The request =
Write out the data below again, replacing each "pin-icon" with "pin-button" and leaving everything else unchanged.

[Layout annotation data]
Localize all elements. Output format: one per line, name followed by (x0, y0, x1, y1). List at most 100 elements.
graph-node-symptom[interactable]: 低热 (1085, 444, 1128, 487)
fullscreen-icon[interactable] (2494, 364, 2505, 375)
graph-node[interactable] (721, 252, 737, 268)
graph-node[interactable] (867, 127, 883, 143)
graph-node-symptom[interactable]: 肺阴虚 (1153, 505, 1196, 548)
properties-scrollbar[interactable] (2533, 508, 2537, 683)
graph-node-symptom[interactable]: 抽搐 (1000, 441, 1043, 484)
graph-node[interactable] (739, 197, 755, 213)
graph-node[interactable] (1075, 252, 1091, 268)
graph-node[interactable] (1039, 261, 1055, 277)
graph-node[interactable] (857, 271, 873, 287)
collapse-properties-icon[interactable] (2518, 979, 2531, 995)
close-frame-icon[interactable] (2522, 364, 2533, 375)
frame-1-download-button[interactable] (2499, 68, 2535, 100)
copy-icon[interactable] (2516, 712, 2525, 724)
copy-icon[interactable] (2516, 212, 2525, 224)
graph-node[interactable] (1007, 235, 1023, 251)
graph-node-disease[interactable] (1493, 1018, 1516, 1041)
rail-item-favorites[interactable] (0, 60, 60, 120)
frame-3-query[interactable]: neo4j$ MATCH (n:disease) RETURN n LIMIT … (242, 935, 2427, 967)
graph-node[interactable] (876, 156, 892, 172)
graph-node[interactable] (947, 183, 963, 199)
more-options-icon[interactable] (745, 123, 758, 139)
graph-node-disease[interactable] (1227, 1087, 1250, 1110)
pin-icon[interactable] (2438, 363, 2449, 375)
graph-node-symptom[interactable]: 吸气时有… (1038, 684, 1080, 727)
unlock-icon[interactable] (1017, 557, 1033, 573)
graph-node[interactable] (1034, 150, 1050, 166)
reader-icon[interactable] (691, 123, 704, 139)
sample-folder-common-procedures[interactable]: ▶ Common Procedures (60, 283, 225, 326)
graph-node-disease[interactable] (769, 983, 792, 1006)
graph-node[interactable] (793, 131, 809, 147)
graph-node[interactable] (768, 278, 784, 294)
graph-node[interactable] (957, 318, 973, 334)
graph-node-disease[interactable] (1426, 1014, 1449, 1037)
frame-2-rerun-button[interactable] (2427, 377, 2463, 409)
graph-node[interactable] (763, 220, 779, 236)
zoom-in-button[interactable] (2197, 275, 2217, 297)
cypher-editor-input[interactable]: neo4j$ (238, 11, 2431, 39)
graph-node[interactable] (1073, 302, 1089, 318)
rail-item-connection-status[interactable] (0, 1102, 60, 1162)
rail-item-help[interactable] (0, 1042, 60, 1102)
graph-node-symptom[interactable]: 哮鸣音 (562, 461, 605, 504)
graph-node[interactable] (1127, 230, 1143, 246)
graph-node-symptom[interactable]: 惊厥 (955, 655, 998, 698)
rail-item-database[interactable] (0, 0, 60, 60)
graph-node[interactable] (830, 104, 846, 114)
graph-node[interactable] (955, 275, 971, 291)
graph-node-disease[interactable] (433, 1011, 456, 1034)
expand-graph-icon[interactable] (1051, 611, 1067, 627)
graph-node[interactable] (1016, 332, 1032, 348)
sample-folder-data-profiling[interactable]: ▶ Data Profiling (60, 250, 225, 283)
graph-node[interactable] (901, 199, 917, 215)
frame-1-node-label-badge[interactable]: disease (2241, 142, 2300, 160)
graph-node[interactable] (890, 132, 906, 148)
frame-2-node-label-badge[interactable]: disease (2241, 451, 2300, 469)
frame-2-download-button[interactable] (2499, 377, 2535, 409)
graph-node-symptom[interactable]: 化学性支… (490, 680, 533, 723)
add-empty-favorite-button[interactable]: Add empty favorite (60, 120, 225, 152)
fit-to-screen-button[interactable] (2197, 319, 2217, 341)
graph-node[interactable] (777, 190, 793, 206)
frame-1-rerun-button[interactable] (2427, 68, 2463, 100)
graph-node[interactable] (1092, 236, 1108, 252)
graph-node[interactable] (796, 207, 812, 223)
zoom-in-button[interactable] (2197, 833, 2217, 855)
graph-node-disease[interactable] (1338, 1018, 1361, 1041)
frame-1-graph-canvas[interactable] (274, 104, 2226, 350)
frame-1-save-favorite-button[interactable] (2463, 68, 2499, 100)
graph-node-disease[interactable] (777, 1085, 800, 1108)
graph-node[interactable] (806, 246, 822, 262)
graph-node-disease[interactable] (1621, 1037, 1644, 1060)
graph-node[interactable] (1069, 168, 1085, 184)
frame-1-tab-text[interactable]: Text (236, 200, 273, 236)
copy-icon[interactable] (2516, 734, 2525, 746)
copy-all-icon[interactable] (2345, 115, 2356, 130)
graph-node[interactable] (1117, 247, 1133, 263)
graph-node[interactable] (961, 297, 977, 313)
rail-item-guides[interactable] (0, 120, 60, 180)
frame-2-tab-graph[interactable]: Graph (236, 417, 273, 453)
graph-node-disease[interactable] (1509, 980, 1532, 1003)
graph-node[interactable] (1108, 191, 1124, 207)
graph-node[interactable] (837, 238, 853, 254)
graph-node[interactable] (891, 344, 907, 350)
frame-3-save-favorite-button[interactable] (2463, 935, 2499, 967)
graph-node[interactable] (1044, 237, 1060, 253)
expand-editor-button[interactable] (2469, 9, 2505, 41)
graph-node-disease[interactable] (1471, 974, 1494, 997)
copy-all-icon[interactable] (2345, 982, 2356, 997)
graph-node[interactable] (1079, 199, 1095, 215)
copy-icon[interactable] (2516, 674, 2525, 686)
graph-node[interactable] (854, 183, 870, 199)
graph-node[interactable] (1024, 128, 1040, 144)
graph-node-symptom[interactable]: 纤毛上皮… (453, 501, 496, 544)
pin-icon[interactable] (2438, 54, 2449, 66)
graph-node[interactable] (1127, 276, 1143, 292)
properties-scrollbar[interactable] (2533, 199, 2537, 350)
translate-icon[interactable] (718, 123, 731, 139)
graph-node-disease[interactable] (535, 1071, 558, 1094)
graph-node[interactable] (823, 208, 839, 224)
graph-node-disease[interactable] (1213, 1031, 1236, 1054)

Output for this task =
Localize all elements. Output format: one per line, name followed by (x0, y0, x1, y1). List at most 100 elements.
graph-node-symptom[interactable]: 低热 (1085, 444, 1128, 487)
fullscreen-icon[interactable] (2494, 364, 2505, 375)
graph-node[interactable] (721, 252, 737, 268)
graph-node[interactable] (867, 127, 883, 143)
graph-node-symptom[interactable]: 肺阴虚 (1153, 505, 1196, 548)
properties-scrollbar[interactable] (2533, 508, 2537, 683)
graph-node-symptom[interactable]: 抽搐 (1000, 441, 1043, 484)
graph-node[interactable] (739, 197, 755, 213)
graph-node[interactable] (1075, 252, 1091, 268)
graph-node[interactable] (1039, 261, 1055, 277)
graph-node[interactable] (857, 271, 873, 287)
collapse-properties-icon[interactable] (2518, 979, 2531, 995)
close-frame-icon[interactable] (2522, 364, 2533, 375)
frame-1-download-button[interactable] (2499, 68, 2535, 100)
copy-icon[interactable] (2516, 712, 2525, 724)
copy-icon[interactable] (2516, 212, 2525, 224)
graph-node[interactable] (1007, 235, 1023, 251)
graph-node-disease[interactable] (1493, 1018, 1516, 1041)
rail-item-favorites[interactable] (0, 60, 60, 120)
frame-3-query[interactable]: neo4j$ MATCH (n:disease) RETURN n LIMIT … (242, 935, 2427, 967)
graph-node[interactable] (876, 156, 892, 172)
graph-node[interactable] (947, 183, 963, 199)
more-options-icon[interactable] (745, 123, 758, 139)
graph-node-disease[interactable] (1227, 1087, 1250, 1110)
pin-button[interactable] (2438, 363, 2449, 375)
graph-node-symptom[interactable]: 吸气时有… (1038, 684, 1080, 727)
unlock-icon[interactable] (1017, 557, 1033, 573)
graph-node[interactable] (1034, 150, 1050, 166)
reader-icon[interactable] (691, 123, 704, 139)
sample-folder-common-procedures[interactable]: ▶ Common Procedures (60, 283, 225, 326)
graph-node-disease[interactable] (769, 983, 792, 1006)
graph-node[interactable] (793, 131, 809, 147)
graph-node[interactable] (768, 278, 784, 294)
graph-node[interactable] (957, 318, 973, 334)
graph-node-disease[interactable] (1426, 1014, 1449, 1037)
frame-2-rerun-button[interactable] (2427, 377, 2463, 409)
graph-node[interactable] (763, 220, 779, 236)
zoom-in-button[interactable] (2197, 275, 2217, 297)
cypher-editor-input[interactable]: neo4j$ (238, 11, 2431, 39)
graph-node[interactable] (1073, 302, 1089, 318)
rail-item-connection-status[interactable] (0, 1102, 60, 1162)
rail-item-help[interactable] (0, 1042, 60, 1102)
graph-node-symptom[interactable]: 哮鸣音 (562, 461, 605, 504)
graph-node[interactable] (1127, 230, 1143, 246)
graph-node-symptom[interactable]: 惊厥 (955, 655, 998, 698)
rail-item-database[interactable] (0, 0, 60, 60)
graph-node[interactable] (830, 104, 846, 114)
graph-node[interactable] (955, 275, 971, 291)
graph-node-disease[interactable] (433, 1011, 456, 1034)
expand-graph-icon[interactable] (1051, 611, 1067, 627)
graph-node[interactable] (1016, 332, 1032, 348)
sample-folder-data-profiling[interactable]: ▶ Data Profiling (60, 250, 225, 283)
graph-node[interactable] (901, 199, 917, 215)
frame-1-node-label-badge[interactable]: disease (2241, 142, 2300, 160)
graph-node[interactable] (890, 132, 906, 148)
frame-2-node-label-badge[interactable]: disease (2241, 451, 2300, 469)
frame-2-download-button[interactable] (2499, 377, 2535, 409)
graph-node-symptom[interactable]: 化学性支… (490, 680, 533, 723)
add-empty-favorite-button[interactable]: Add empty favorite (60, 120, 225, 152)
fit-to-screen-button[interactable] (2197, 319, 2217, 341)
graph-node[interactable] (777, 190, 793, 206)
frame-1-rerun-button[interactable] (2427, 68, 2463, 100)
graph-node[interactable] (1092, 236, 1108, 252)
graph-node[interactable] (796, 207, 812, 223)
zoom-in-button[interactable] (2197, 833, 2217, 855)
graph-node-disease[interactable] (1338, 1018, 1361, 1041)
frame-1-graph-canvas[interactable] (274, 104, 2226, 350)
frame-1-save-favorite-button[interactable] (2463, 68, 2499, 100)
graph-node-disease[interactable] (777, 1085, 800, 1108)
graph-node[interactable] (806, 246, 822, 262)
graph-node-disease[interactable] (1621, 1037, 1644, 1060)
graph-node[interactable] (1069, 168, 1085, 184)
frame-1-tab-text[interactable]: Text (236, 200, 273, 236)
copy-icon[interactable] (2516, 734, 2525, 746)
copy-all-icon[interactable] (2345, 115, 2356, 130)
graph-node[interactable] (1117, 247, 1133, 263)
graph-node[interactable] (961, 297, 977, 313)
rail-item-guides[interactable] (0, 120, 60, 180)
frame-2-tab-graph[interactable]: Graph (236, 417, 273, 453)
graph-node-disease[interactable] (1509, 980, 1532, 1003)
graph-node[interactable] (1108, 191, 1124, 207)
graph-node[interactable] (837, 238, 853, 254)
graph-node[interactable] (891, 344, 907, 350)
frame-3-save-favorite-button[interactable] (2463, 935, 2499, 967)
graph-node[interactable] (1044, 237, 1060, 253)
expand-editor-button[interactable] (2469, 9, 2505, 41)
graph-node-disease[interactable] (1471, 974, 1494, 997)
copy-all-icon[interactable] (2345, 982, 2356, 997)
graph-node[interactable] (1079, 199, 1095, 215)
copy-icon[interactable] (2516, 674, 2525, 686)
graph-node[interactable] (854, 183, 870, 199)
graph-node[interactable] (1024, 128, 1040, 144)
graph-node-symptom[interactable]: 纤毛上皮… (453, 501, 496, 544)
pin-button[interactable] (2438, 54, 2449, 66)
graph-node[interactable] (1127, 276, 1143, 292)
properties-scrollbar[interactable] (2533, 199, 2537, 350)
translate-icon[interactable] (718, 123, 731, 139)
graph-node-disease[interactable] (535, 1071, 558, 1094)
graph-node[interactable] (823, 208, 839, 224)
graph-node-disease[interactable] (1213, 1031, 1236, 1054)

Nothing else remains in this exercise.